▸ Problem to work on:
Identify and reproduce every line holding the string "that".

▸ Records provided:
>> Start

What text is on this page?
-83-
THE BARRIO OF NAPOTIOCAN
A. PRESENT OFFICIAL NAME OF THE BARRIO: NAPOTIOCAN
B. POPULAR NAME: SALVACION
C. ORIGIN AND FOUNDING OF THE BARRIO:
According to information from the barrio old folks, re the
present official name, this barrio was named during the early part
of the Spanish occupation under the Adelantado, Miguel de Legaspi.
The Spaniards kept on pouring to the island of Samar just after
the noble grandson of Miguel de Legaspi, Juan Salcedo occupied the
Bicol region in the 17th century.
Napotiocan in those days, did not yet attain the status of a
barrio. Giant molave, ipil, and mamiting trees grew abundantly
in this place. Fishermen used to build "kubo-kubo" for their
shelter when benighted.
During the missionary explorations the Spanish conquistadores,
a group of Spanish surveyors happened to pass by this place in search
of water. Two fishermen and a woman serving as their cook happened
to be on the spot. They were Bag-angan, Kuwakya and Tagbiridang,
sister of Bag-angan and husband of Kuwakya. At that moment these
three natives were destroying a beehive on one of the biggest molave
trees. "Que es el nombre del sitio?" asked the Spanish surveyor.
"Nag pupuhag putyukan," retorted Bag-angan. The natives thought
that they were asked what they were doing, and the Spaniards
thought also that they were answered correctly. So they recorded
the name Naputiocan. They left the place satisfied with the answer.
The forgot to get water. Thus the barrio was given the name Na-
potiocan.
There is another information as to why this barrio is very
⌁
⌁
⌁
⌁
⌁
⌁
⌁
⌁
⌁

>> End

▸ Task solution:
sister of Bag-angan and husband of Kuwakya. At that moment these
that they were asked what they were doing, and the Spaniards
thought also that they were answered correctly. So they recorded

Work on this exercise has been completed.